(What the task requires) Count every line where "title" occurs. Give the total alone.

=== Records supplied ===

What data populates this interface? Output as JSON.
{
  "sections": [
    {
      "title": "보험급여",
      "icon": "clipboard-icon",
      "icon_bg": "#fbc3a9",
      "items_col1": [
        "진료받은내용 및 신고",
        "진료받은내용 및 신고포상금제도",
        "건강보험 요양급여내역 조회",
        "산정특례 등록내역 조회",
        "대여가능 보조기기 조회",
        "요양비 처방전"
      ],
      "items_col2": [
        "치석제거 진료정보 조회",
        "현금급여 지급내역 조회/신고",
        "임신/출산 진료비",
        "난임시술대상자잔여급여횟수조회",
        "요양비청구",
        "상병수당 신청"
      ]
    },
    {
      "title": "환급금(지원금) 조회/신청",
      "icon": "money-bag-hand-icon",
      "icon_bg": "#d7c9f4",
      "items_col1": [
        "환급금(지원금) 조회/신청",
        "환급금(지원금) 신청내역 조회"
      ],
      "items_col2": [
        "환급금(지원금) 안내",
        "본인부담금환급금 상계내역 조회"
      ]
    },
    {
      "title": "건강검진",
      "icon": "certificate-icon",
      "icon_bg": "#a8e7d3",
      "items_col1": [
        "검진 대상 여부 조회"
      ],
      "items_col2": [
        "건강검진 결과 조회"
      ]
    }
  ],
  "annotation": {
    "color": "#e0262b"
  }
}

===
=== Records supplied ===

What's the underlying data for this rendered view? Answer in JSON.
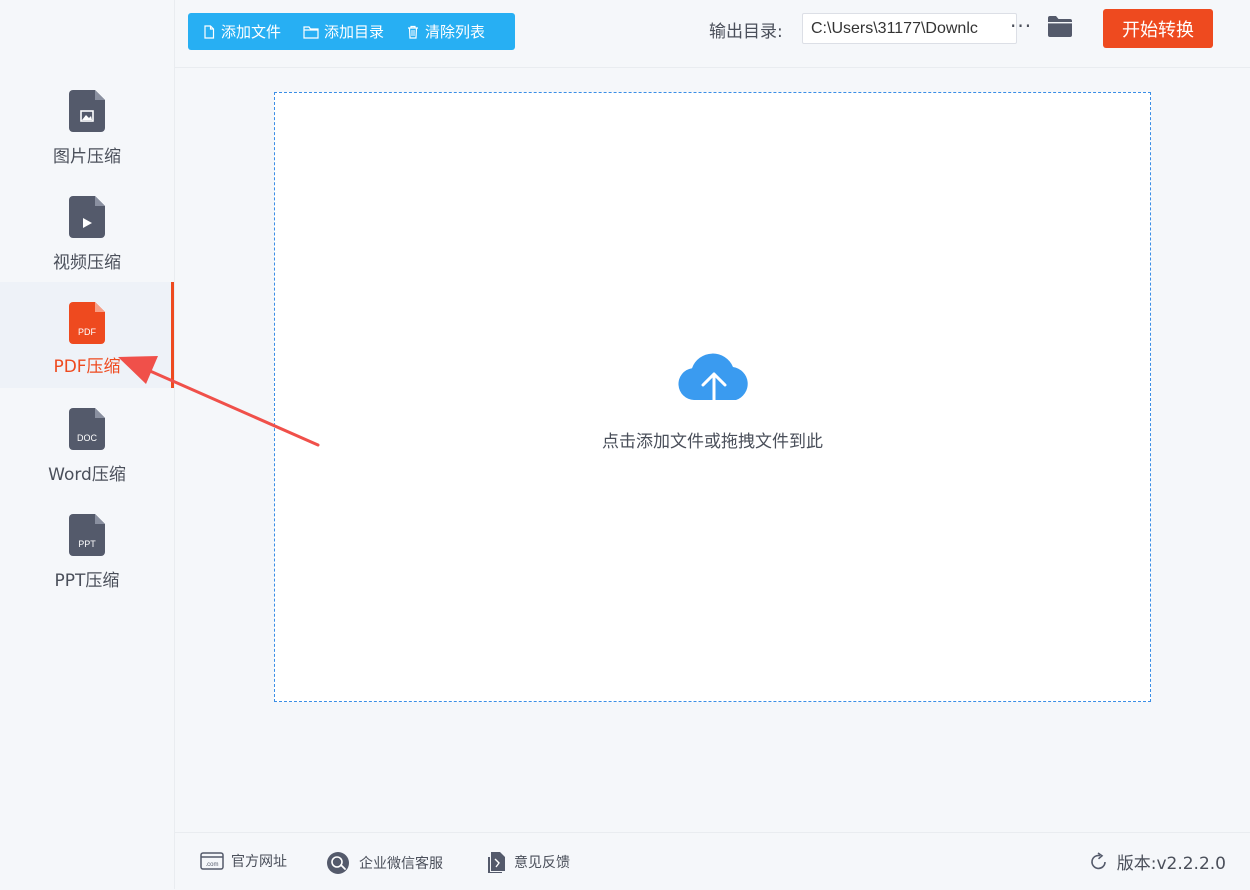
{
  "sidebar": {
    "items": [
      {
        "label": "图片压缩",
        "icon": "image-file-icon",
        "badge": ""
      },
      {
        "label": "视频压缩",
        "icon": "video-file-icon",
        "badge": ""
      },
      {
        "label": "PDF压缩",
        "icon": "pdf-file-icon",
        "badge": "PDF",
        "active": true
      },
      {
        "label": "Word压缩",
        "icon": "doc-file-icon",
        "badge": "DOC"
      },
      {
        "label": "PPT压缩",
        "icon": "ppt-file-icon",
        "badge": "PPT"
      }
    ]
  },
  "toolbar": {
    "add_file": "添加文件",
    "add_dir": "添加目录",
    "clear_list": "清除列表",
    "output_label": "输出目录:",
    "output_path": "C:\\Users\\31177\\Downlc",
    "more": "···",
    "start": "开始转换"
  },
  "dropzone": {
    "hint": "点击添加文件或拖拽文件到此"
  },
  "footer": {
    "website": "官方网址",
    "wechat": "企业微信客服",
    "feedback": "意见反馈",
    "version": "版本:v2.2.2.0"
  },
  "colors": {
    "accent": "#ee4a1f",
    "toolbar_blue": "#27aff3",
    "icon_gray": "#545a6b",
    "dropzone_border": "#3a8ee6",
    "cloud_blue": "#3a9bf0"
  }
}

===
=== Records supplied ===

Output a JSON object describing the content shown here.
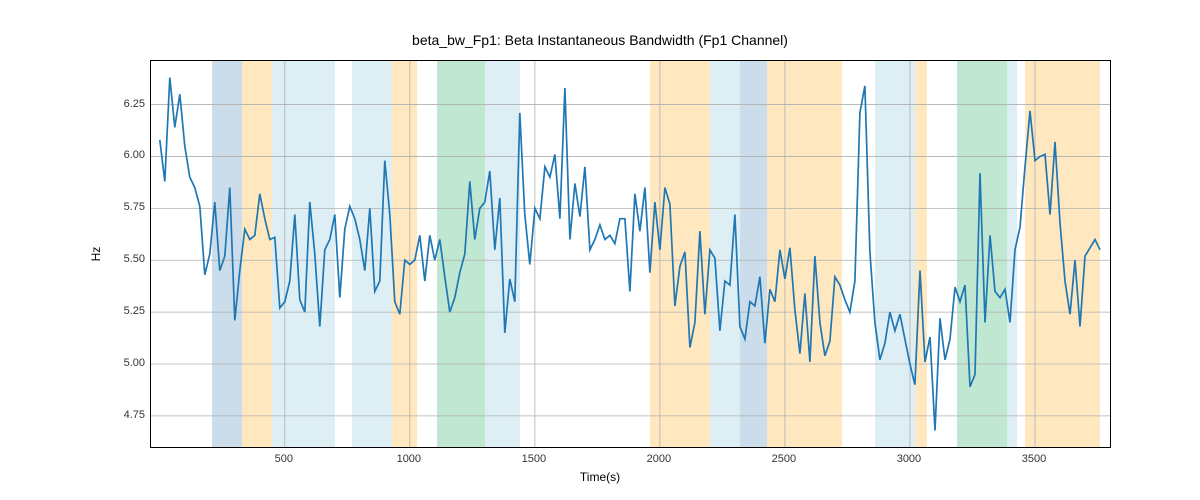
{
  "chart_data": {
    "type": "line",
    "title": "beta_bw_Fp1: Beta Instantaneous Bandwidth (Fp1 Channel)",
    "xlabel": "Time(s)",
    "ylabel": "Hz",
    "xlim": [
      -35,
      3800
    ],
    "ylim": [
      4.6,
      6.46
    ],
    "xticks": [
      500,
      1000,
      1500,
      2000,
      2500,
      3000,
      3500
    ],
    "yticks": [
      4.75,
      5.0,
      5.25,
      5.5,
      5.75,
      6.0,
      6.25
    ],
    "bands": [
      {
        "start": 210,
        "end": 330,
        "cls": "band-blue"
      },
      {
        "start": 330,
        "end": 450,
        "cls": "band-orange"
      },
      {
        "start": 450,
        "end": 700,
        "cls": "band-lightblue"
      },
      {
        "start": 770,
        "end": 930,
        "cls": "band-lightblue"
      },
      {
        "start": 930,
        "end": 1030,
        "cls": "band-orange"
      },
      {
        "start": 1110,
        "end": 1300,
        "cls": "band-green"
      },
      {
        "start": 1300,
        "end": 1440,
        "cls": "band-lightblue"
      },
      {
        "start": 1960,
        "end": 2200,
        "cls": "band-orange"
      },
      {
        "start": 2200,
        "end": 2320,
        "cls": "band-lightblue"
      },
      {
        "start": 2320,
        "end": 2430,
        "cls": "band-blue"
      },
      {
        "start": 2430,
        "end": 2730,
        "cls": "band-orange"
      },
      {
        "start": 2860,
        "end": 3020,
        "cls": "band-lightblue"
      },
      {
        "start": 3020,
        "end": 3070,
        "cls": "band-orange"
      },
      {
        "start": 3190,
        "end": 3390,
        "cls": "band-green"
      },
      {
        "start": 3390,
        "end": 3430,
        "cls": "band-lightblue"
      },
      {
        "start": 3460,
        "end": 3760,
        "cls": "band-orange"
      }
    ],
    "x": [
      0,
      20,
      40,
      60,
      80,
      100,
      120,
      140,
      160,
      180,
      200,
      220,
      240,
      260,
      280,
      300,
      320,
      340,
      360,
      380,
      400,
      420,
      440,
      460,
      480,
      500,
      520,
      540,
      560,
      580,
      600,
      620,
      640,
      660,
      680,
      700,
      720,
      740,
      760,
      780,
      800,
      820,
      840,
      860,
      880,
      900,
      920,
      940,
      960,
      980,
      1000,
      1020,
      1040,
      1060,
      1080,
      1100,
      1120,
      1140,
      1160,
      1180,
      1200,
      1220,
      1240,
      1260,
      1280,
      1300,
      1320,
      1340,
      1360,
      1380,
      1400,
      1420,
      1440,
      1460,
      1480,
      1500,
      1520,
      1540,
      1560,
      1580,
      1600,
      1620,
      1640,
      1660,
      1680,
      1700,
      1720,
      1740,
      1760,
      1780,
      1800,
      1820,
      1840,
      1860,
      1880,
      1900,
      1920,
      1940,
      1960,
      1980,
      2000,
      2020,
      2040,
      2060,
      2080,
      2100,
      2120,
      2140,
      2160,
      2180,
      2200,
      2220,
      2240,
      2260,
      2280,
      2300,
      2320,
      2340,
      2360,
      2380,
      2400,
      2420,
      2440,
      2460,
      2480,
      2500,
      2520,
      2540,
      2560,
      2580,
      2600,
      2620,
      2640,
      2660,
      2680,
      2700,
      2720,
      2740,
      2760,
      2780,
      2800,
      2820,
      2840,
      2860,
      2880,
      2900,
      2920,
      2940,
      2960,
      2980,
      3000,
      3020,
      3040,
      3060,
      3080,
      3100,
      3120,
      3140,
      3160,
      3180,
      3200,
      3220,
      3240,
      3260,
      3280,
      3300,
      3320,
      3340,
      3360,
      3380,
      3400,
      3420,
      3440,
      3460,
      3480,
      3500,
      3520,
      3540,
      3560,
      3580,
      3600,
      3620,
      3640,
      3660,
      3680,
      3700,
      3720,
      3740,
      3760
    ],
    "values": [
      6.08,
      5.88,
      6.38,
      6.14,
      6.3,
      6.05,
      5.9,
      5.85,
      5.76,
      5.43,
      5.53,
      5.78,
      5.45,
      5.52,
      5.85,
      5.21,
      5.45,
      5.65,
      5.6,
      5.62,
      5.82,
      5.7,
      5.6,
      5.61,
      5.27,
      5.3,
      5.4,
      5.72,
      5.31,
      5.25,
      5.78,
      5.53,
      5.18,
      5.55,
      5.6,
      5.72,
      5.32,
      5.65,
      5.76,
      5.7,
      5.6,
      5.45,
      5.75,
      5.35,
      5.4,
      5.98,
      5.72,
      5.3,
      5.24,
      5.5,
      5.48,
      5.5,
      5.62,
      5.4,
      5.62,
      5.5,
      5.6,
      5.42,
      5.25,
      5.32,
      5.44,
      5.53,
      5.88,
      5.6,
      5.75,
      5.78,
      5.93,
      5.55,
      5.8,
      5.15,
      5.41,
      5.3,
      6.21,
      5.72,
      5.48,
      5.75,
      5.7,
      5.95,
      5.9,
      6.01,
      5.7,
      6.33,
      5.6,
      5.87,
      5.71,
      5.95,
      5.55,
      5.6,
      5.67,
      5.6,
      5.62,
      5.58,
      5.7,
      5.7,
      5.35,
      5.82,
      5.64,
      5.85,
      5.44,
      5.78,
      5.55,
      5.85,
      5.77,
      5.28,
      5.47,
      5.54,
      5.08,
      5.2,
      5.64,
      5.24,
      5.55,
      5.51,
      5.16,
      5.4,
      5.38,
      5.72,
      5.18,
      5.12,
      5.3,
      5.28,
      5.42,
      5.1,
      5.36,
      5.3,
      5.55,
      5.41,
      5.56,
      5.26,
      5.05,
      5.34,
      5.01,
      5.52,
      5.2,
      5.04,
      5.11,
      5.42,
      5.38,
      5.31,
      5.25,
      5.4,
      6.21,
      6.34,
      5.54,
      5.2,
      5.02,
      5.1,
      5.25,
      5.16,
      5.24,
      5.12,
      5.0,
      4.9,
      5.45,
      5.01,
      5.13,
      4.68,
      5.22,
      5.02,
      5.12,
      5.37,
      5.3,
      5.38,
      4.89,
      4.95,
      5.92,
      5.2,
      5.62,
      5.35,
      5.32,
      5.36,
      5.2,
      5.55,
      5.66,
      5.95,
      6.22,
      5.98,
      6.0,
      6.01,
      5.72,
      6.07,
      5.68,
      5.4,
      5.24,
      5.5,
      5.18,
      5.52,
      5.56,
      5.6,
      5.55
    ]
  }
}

===

(The solution) 4